Identify all lines below that hold "title" and collect them.

###

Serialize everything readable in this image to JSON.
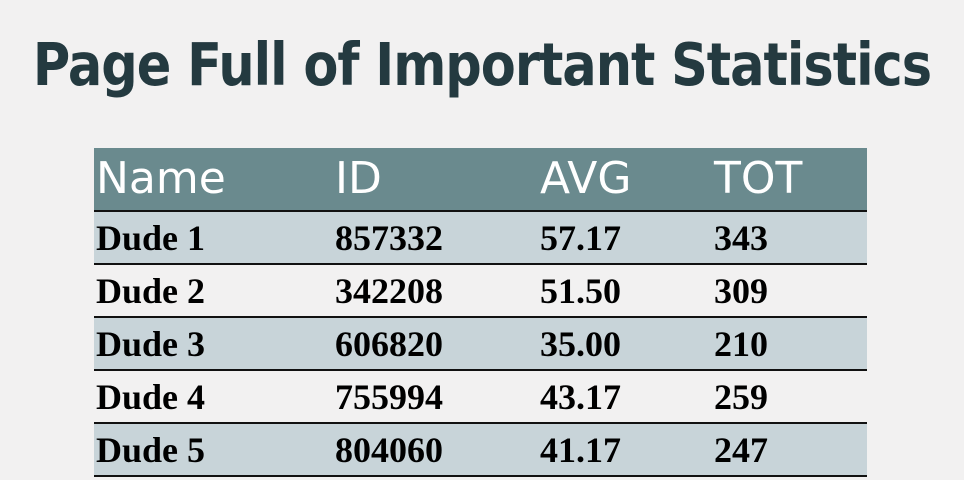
{
  "title": "Page Full of Important Statistics",
  "table": {
    "headers": [
      "Name",
      "ID",
      "AVG",
      "TOT"
    ],
    "rows": [
      [
        "Dude 1",
        "857332",
        "57.17",
        "343"
      ],
      [
        "Dude 2",
        "342208",
        "51.50",
        "309"
      ],
      [
        "Dude 3",
        "606820",
        "35.00",
        "210"
      ],
      [
        "Dude 4",
        "755994",
        "43.17",
        "259"
      ],
      [
        "Dude 5",
        "804060",
        "41.17",
        "247"
      ]
    ]
  },
  "colors": {
    "background": "#f2f1f1",
    "title": "#243a40",
    "header_bg": "#6a8a8e",
    "row_alt_bg": "#c8d4d9",
    "border": "#111111"
  }
}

###

■ Response to the task
  "title": "Page Full of Important Statistics",
    "title": "#243a40",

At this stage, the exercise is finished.